(Set task):
In the listing that follows, count every line with the word "icon" in it and write only the total.
— BEGIN Records supplied —
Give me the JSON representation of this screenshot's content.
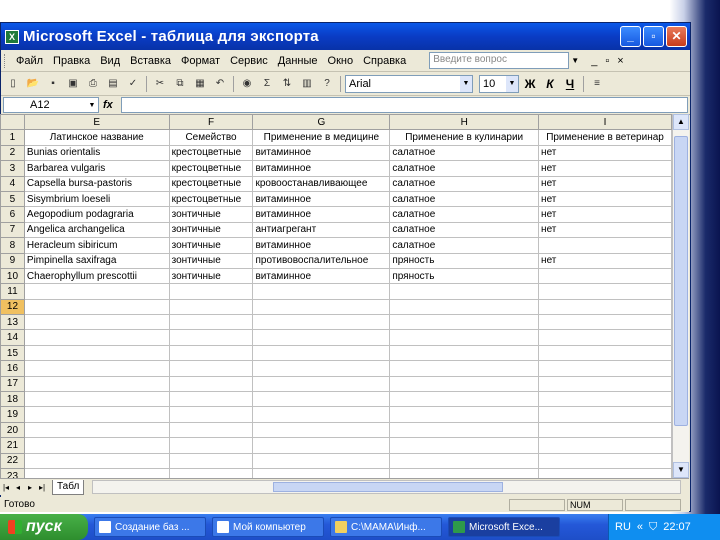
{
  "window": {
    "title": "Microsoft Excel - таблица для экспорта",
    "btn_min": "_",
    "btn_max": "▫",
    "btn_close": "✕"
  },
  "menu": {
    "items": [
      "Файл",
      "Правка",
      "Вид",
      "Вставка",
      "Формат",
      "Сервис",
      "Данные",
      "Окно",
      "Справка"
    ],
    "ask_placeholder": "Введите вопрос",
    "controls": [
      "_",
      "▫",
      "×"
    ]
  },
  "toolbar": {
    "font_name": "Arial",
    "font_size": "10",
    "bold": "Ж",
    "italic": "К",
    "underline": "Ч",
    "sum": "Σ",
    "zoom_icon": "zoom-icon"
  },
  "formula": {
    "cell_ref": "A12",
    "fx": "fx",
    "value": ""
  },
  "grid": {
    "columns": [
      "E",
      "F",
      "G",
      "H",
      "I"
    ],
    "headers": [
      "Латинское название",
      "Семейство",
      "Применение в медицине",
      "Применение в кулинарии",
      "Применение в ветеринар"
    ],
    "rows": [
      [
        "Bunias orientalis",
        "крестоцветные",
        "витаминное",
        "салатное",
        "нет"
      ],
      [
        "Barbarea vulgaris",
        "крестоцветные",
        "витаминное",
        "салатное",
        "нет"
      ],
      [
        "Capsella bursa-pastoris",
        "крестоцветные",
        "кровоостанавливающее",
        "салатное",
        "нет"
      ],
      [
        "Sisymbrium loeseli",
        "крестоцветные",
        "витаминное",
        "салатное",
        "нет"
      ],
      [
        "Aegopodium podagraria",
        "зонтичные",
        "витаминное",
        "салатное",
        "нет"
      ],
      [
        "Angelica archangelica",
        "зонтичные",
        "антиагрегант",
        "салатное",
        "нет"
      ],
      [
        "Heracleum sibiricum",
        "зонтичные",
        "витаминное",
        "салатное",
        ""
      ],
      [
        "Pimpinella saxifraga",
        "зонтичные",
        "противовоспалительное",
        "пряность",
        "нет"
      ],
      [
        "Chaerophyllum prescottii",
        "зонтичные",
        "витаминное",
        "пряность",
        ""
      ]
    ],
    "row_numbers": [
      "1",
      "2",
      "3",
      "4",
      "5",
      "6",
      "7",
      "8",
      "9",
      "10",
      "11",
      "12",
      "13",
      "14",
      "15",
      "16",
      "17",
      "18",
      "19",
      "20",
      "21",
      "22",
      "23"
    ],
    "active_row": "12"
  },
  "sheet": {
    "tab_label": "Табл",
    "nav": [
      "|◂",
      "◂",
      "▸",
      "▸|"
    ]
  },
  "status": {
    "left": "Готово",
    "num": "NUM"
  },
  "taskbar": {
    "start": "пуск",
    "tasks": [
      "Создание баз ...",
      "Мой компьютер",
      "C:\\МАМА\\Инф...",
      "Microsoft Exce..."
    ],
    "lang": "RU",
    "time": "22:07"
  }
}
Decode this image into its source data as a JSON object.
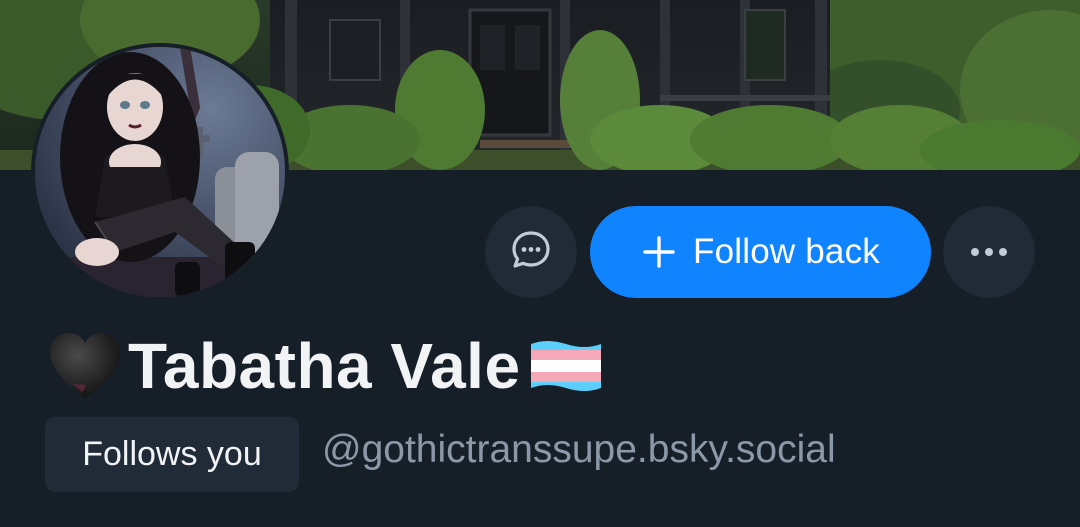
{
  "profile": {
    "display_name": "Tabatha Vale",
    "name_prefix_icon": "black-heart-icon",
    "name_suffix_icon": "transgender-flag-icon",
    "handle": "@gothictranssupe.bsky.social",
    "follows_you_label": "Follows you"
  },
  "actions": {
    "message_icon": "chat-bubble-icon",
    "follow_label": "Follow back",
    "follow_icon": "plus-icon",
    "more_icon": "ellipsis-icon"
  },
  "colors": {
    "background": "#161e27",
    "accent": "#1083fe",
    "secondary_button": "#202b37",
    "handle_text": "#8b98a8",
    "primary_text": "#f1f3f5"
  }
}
— END Records supplied —
(Finished task):
6